┌──

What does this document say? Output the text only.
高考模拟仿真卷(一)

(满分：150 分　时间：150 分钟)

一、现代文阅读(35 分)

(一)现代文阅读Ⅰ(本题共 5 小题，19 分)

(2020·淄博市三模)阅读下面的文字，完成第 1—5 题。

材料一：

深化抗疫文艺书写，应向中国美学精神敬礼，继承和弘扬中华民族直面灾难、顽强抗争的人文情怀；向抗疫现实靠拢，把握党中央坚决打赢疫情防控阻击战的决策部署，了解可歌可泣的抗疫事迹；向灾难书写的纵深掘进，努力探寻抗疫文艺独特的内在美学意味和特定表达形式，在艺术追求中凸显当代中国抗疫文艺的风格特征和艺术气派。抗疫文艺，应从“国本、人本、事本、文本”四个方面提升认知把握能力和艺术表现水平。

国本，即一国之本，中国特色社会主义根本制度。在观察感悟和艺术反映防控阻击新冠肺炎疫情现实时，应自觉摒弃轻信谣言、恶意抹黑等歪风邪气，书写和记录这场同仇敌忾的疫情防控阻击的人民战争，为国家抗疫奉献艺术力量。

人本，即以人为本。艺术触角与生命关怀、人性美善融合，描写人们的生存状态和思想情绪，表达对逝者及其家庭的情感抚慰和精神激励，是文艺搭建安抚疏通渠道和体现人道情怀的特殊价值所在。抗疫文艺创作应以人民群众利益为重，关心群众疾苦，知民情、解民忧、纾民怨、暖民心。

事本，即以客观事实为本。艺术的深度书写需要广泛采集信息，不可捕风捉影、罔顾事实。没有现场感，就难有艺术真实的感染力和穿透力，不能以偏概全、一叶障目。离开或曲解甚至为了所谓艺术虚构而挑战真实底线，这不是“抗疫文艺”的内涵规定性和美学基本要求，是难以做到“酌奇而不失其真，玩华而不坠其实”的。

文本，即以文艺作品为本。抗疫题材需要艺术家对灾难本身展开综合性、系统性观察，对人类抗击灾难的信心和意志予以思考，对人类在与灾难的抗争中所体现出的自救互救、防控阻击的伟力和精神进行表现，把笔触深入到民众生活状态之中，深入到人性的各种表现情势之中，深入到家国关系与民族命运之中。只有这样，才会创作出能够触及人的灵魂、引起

└──

THE PROBLEM >> Please copy out each record, character for character.

THE SOLUTION >>
What does this document say? Output the text only.
高考模拟仿真卷(一)

(满分：150 分　时间：150 分钟)

一、现代文阅读(35 分)

(一)现代文阅读Ⅰ(本题共 5 小题，19 分)

(2020·淄博市三模)阅读下面的文字，完成第 1—5 题。

材料一：

深化抗疫文艺书写，应向中国美学精神敬礼，继承和弘扬中华民族直面灾难、顽强抗争的人文情怀；向抗疫现实靠拢，把握党中央坚决打赢疫情防控阻击战的决策部署，了解可歌可泣的抗疫事迹；向灾难书写的纵深掘进，努力探寻抗疫文艺独特的内在美学意味和特定表达形式，在艺术追求中凸显当代中国抗疫文艺的风格特征和艺术气派。抗疫文艺，应从“国本、人本、事本、文本”四个方面提升认知把握能力和艺术表现水平。

国本，即一国之本，中国特色社会主义根本制度。在观察感悟和艺术反映防控阻击新冠肺炎疫情现实时，应自觉摒弃轻信谣言、恶意抹黑等歪风邪气，书写和记录这场同仇敌忾的疫情防控阻击的人民战争，为国家抗疫奉献艺术力量。

人本，即以人为本。艺术触角与生命关怀、人性美善融合，描写人们的生存状态和思想情绪，表达对逝者及其家庭的情感抚慰和精神激励，是文艺搭建安抚疏通渠道和体现人道情怀的特殊价值所在。抗疫文艺创作应以人民群众利益为重，关心群众疾苦，知民情、解民忧、纾民怨、暖民心。

事本，即以客观事实为本。艺术的深度书写需要广泛采集信息，不可捕风捉影、罔顾事实。没有现场感，就难有艺术真实的感染力和穿透力，不能以偏概全、一叶障目。离开或曲解甚至为了所谓艺术虚构而挑战真实底线，这不是“抗疫文艺”的内涵规定性和美学基本要求，是难以做到“酌奇而不失其真，玩华而不坠其实”的。

文本，即以文艺作品为本。抗疫题材需要艺术家对灾难本身展开综合性、系统性观察，对人类抗击灾难的信心和意志予以思考，对人类在与灾难的抗争中所体现出的自救互救、防控阻击的伟力和精神进行表现，把笔触深入到民众生活状态之中，深入到人性的各种表现情势之中，深入到家国关系与民族命运之中。只有这样，才会创作出能够触及人的灵魂、引起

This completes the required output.